• **TEXTE EXTRAIT**
==*==

Des photos et des vidéos de patients soignés dans des hôpitaux, postées sur Internet par des infirmiers, choquent l’opinion publique. Un «manquement grave à l’éthique et à la déontologie» qui a poussé le ministre de la Santé à prendre des sanctions envers les contrevenants.

Deux infirmiers de l’hôpital de district d’Obala, une commune située à une quarantaine de kilomètres de Yaoundé, la capitale, ont été suspendus de toute activité au sein de cet établissement sanitaire pour trois mois. La sanction date du 17 janvier dernier et elle émane du ministre de la Santé publique, Manaouda Malachie.

Leur faute: avoir publié sur les réseaux sociaux, des photos et une vidéo d’un élève du lycée bilingue d’Obala à qui ils administraient des soins, après que celui-ci ait eu le pouce sectionné à la machette par son camarade lors d’une dispute.

Début avril 2019, trois infirmières de l’hôpital de district de Deïdo à Douala, la métropole économique, avaient également écopé d’une sanction pour avoir filmé et publié sur Internet des photos d’un élève grièvement blessé à l’arme blanche par son camarade qui recevait des soins dans cet établissement sanitaire, et qui est décédé peu de temps après.

L’affaire avait fait grand bruit dans le pays. Dans l’opinion publique, beaucoup ont décrié le comportement de ces professionnels de la santé reconvertis en reporters d’images.

Un «manquement grave à l’éthique et à la déontologie professionnelle» qui a poussé le ministre de la Santé publique à prendre des sanctions contre les contrevenants.

==*==

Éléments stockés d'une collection

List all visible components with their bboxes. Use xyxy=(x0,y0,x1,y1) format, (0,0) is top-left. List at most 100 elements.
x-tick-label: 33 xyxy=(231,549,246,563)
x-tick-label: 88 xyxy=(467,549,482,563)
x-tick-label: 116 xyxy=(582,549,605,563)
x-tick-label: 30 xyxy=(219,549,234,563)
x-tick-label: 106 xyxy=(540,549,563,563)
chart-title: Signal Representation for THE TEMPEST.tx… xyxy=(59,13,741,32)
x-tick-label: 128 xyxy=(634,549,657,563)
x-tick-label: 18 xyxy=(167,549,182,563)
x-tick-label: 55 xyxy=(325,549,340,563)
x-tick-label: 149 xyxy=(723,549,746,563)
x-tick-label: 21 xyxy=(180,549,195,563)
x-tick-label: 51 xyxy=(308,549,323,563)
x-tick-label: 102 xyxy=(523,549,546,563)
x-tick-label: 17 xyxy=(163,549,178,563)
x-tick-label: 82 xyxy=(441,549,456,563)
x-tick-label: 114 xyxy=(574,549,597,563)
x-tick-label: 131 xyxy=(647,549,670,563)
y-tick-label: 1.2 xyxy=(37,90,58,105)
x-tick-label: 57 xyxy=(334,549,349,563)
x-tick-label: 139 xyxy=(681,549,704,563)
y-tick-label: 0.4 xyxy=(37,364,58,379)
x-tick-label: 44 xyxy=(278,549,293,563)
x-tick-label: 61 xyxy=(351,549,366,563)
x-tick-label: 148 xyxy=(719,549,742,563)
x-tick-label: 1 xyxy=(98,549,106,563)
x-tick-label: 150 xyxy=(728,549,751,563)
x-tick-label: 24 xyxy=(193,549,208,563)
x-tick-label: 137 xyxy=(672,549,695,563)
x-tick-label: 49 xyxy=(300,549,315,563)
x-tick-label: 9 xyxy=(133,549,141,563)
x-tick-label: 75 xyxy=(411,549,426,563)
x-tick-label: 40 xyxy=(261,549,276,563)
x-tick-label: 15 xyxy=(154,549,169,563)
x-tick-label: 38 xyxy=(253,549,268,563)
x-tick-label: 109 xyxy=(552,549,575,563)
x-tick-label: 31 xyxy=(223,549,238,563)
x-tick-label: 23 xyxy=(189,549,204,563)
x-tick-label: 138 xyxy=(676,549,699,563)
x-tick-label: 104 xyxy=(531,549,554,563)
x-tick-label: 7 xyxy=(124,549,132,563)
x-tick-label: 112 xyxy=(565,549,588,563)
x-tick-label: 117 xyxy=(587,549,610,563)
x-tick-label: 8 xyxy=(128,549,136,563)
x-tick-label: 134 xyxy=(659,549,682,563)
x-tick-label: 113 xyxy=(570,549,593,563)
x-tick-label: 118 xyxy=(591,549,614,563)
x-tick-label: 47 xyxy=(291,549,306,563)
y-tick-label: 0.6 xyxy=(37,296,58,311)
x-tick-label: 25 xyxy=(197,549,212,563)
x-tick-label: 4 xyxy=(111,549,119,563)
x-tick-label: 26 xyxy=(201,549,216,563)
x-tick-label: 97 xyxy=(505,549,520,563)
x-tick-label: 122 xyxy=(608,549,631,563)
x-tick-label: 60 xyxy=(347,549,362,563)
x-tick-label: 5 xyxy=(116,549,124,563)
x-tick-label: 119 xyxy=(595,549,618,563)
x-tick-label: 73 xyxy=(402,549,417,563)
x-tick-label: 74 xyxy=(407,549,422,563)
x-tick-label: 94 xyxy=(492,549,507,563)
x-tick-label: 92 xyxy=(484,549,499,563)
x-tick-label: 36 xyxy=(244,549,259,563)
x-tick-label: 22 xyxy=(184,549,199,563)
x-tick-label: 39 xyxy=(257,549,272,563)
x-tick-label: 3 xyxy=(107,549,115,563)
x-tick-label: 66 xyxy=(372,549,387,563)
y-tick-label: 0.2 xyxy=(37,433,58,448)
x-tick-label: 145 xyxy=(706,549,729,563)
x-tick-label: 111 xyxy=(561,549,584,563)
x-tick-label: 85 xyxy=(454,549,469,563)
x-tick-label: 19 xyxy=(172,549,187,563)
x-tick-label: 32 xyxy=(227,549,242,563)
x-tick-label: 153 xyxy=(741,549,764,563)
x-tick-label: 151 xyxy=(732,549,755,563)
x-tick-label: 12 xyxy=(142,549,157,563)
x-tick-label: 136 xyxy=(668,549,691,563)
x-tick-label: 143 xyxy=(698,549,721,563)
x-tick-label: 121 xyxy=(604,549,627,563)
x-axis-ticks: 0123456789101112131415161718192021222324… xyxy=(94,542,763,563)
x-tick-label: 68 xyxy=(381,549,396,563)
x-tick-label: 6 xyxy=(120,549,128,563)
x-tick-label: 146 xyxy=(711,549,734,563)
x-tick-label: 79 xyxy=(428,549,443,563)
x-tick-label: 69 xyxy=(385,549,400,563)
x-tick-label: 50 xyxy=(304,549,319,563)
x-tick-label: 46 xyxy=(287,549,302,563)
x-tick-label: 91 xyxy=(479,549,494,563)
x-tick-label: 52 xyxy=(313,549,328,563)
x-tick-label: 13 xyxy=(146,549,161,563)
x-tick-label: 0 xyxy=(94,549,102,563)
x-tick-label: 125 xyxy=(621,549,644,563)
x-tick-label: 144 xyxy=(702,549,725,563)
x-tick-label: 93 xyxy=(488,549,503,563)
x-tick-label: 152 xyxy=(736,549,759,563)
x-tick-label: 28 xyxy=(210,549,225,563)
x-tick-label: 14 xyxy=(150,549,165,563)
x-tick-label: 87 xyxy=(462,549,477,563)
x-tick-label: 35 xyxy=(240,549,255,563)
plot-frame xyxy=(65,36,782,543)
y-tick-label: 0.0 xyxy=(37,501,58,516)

==*==

• **CONSIGNE**
Prolongez l'article sur les infirmiers sanctionnés pour avoir publié en ligne des images de patients, en reprenant après sa dernière phrase. Les éléments forment un matériau distinct, sans lien avec l'article.

• **RÉPONSE À L'EXERCICE**
Surtout que les infirmiers sont soumis au secret professionnel, au même titre notamment que les médecins, les étudiants en médecine, les aides-soignants et les psychologues.

«Le secret médical est une variété du secret professionnel, c’est-à-dire une obligation pour les personnes qui ont eu connaissance des faits confidentiels dans l’exercice de leurs fonctions, de ne pas les divulguer hors des cas prévus par la loi. Lorsque le professionnel est un médecin, on parle de secret médical», explique un médecin sous le couvert de l’anonymat.

«Exposer le cas d’un patient avec une photo sur Internet, sans avoir au préalable demandé son autorisation, constitue bel et bien un risque de rupture du secret professionnel et de non respect de sa vie privée», affirme-t-il.

Les réseaux sociaux n’échappent donc pas à la règle. Outre les sanctions administratives, la violation du secret professionnel est également réprimée par la loi au Cameroun.

L’article 310 du Code pénal dispose qu’est puni d’un emprisonnement de 3 mois à 3 ans, et d’une amende de 20.000 à 100.000 francs CFA, «celui qui révèle, sans l’autorisation de celui à qui il appartient, un fait confidentiel qu’il n’a connu ou qui ne lui a été confié qu’en raison de sa profession ou de sa fonction».

La loi précise également que le contrevenant peut être déchu de sa fonction, la déchéance constituant dans la destitution et l’exclusion de toutes fonctions, emplois ou offices publics. «Les réseaux sociaux ne sont pas une "zone de non droit". Par conséquent, leur utilisation doit toujours se faire dans le respect des obligations déontologiques pour préserver notamment le secret quant aux renseignements de nature confidentielle», conclut notre médecin.